WRITTEN REQUEST
Provide the data again in its entirety, exactly as given.

TASK MATERIAL
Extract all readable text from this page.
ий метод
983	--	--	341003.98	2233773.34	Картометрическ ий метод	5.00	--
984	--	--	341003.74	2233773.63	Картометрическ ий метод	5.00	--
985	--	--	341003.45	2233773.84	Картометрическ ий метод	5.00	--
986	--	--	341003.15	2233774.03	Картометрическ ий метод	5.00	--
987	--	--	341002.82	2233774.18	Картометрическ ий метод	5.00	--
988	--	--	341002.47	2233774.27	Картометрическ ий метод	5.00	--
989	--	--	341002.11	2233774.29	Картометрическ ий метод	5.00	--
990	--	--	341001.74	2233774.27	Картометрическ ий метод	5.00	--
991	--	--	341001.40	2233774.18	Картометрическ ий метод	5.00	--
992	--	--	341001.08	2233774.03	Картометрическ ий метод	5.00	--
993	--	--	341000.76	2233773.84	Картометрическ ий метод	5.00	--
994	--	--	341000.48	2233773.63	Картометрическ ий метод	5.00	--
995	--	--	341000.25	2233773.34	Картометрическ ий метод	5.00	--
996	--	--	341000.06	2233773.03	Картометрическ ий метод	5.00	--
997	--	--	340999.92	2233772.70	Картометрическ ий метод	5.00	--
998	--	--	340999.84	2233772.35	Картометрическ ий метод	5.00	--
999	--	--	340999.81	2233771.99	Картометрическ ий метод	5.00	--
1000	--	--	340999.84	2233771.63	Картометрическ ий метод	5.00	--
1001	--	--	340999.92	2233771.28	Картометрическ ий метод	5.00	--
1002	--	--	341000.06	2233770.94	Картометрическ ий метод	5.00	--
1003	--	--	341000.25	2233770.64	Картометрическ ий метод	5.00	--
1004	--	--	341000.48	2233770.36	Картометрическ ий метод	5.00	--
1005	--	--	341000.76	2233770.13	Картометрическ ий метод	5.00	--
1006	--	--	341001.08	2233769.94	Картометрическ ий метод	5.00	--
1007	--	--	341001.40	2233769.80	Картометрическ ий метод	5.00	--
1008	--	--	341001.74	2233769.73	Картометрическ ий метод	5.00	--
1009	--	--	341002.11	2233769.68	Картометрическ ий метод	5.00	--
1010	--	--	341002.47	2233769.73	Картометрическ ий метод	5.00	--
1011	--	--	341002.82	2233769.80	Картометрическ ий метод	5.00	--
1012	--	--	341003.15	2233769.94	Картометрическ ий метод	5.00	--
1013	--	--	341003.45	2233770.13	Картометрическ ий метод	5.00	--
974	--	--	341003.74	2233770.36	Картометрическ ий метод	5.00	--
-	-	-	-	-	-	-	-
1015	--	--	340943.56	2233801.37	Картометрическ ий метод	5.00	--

TASK OUTPUT
Extract all readable text from this page.
ий метод
983	--	--	341003.98	2233773.34	Картометрическ ий метод	5.00	--
984	--	--	341003.74	2233773.63	Картометрическ ий метод	5.00	--
985	--	--	341003.45	2233773.84	Картометрическ ий метод	5.00	--
986	--	--	341003.15	2233774.03	Картометрическ ий метод	5.00	--
987	--	--	341002.82	2233774.18	Картометрическ ий метод	5.00	--
988	--	--	341002.47	2233774.27	Картометрическ ий метод	5.00	--
989	--	--	341002.11	2233774.29	Картометрическ ий метод	5.00	--
990	--	--	341001.74	2233774.27	Картометрическ ий метод	5.00	--
991	--	--	341001.40	2233774.18	Картометрическ ий метод	5.00	--
992	--	--	341001.08	2233774.03	Картометрическ ий метод	5.00	--
993	--	--	341000.76	2233773.84	Картометрическ ий метод	5.00	--
994	--	--	341000.48	2233773.63	Картометрическ ий метод	5.00	--
995	--	--	341000.25	2233773.34	Картометрическ ий метод	5.00	--
996	--	--	341000.06	2233773.03	Картометрическ ий метод	5.00	--
997	--	--	340999.92	2233772.70	Картометрическ ий метод	5.00	--
998	--	--	340999.84	2233772.35	Картометрическ ий метод	5.00	--
999	--	--	340999.81	2233771.99	Картометрическ ий метод	5.00	--
1000	--	--	340999.84	2233771.63	Картометрическ ий метод	5.00	--
1001	--	--	340999.92	2233771.28	Картометрическ ий метод	5.00	--
1002	--	--	341000.06	2233770.94	Картометрическ ий метод	5.00	--
1003	--	--	341000.25	2233770.64	Картометрическ ий метод	5.00	--
1004	--	--	341000.48	2233770.36	Картометрическ ий метод	5.00	--
1005	--	--	341000.76	2233770.13	Картометрическ ий метод	5.00	--
1006	--	--	341001.08	2233769.94	Картометрическ ий метод	5.00	--
1007	--	--	341001.40	2233769.80	Картометрическ ий метод	5.00	--
1008	--	--	341001.74	2233769.73	Картометрическ ий метод	5.00	--
1009	--	--	341002.11	2233769.68	Картометрическ ий метод	5.00	--
1010	--	--	341002.47	2233769.73	Картометрическ ий метод	5.00	--
1011	--	--	341002.82	2233769.80	Картометрическ ий метод	5.00	--
1012	--	--	341003.15	2233769.94	Картометрическ ий метод	5.00	--
1013	--	--	341003.45	2233770.13	Картометрическ ий метод	5.00	--
974	--	--	341003.74	2233770.36	Картометрическ ий метод	5.00	--
-	-	-	-	-	-	-	-
1015	--	--	340943.56	2233801.37	Картометрическ ий метод	5.00	--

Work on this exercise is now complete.